> _Aim_
Scan the data below and pick out the lines containing the word "จากล".

> _Supplied information_
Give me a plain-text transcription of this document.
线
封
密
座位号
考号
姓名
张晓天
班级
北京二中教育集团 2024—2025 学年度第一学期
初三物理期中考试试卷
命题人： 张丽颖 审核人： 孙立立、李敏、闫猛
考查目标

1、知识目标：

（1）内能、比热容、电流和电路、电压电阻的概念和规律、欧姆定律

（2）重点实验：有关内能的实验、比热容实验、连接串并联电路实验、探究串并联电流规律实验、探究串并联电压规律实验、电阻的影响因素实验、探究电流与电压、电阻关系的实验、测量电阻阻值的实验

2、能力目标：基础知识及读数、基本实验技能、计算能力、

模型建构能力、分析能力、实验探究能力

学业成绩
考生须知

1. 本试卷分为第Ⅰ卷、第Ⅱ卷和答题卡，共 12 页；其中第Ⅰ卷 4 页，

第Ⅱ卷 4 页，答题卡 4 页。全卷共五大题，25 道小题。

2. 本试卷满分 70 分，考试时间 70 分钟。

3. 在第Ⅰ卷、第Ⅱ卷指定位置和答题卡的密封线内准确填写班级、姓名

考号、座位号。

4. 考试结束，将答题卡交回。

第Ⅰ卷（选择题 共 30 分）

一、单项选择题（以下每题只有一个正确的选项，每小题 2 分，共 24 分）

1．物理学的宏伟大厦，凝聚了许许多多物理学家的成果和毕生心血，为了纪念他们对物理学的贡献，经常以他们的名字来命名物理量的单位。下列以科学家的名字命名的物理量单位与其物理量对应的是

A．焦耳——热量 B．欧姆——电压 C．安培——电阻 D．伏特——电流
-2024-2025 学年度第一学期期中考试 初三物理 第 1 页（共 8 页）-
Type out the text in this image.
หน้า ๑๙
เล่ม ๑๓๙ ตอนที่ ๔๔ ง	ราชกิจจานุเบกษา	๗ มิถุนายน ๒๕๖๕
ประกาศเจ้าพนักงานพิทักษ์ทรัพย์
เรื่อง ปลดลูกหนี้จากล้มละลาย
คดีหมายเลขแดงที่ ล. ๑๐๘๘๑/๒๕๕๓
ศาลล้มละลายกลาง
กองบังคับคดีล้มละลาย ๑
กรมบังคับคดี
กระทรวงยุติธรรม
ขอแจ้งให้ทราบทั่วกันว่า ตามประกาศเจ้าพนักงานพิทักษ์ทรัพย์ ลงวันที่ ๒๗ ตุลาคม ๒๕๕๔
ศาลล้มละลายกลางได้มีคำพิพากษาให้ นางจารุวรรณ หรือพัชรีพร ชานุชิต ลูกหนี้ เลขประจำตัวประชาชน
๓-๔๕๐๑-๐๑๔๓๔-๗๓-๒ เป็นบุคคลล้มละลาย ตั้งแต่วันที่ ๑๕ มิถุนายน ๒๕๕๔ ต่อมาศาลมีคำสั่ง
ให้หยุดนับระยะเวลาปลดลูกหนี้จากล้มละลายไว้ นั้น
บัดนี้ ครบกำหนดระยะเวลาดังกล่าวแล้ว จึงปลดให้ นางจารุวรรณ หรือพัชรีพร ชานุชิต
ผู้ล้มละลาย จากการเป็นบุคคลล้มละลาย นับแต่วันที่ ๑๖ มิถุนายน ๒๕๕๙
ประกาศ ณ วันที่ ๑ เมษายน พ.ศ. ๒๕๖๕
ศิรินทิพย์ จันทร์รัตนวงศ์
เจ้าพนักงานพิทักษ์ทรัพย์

> _Answer below_
เรื่อง ปลดลูกหนี้จากล้มละลาย
ให้หยุดนับระยะเวลาปลดลูกหนี้จากล้มละลายไว้ นั้น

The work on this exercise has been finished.